══ Input rows
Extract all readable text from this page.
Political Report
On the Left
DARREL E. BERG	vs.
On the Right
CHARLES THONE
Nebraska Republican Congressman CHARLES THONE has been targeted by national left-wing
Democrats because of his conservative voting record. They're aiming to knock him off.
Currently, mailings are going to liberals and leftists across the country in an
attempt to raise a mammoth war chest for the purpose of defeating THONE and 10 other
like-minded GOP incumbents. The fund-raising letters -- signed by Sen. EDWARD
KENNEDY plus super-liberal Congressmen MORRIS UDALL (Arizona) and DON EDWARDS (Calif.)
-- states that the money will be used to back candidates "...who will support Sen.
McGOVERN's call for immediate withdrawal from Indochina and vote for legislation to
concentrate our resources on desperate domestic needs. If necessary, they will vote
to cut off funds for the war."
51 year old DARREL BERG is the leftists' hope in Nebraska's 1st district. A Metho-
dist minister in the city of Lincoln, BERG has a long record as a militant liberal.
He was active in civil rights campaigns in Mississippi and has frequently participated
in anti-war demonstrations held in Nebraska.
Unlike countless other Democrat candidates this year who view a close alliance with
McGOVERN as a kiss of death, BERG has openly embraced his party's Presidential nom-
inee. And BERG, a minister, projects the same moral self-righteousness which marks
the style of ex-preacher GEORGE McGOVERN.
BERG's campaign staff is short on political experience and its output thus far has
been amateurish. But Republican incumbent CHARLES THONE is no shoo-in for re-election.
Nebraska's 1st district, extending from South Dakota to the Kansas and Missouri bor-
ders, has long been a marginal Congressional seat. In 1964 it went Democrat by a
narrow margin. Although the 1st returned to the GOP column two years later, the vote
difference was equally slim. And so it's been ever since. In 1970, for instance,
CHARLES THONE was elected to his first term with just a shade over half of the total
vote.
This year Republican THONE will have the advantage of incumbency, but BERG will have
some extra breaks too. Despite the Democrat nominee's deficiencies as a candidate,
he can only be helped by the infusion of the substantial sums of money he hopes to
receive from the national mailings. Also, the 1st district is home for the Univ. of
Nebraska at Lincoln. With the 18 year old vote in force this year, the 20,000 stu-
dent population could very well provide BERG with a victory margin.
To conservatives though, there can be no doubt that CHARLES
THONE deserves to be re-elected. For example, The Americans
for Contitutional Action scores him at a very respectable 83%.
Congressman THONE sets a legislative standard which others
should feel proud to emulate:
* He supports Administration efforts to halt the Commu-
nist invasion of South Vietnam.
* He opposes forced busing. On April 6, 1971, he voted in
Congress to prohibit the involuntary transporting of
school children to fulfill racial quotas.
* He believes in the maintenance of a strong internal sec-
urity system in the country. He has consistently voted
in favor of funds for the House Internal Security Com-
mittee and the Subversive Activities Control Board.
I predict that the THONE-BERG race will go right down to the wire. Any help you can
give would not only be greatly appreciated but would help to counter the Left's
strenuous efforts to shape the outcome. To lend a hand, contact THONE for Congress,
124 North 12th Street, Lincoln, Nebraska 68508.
════
▶ **Instruction**:
What is the number of lines in the records that contain the word "leftists"? Answer with the number and nothing else.

▶ **Expected answer**:
2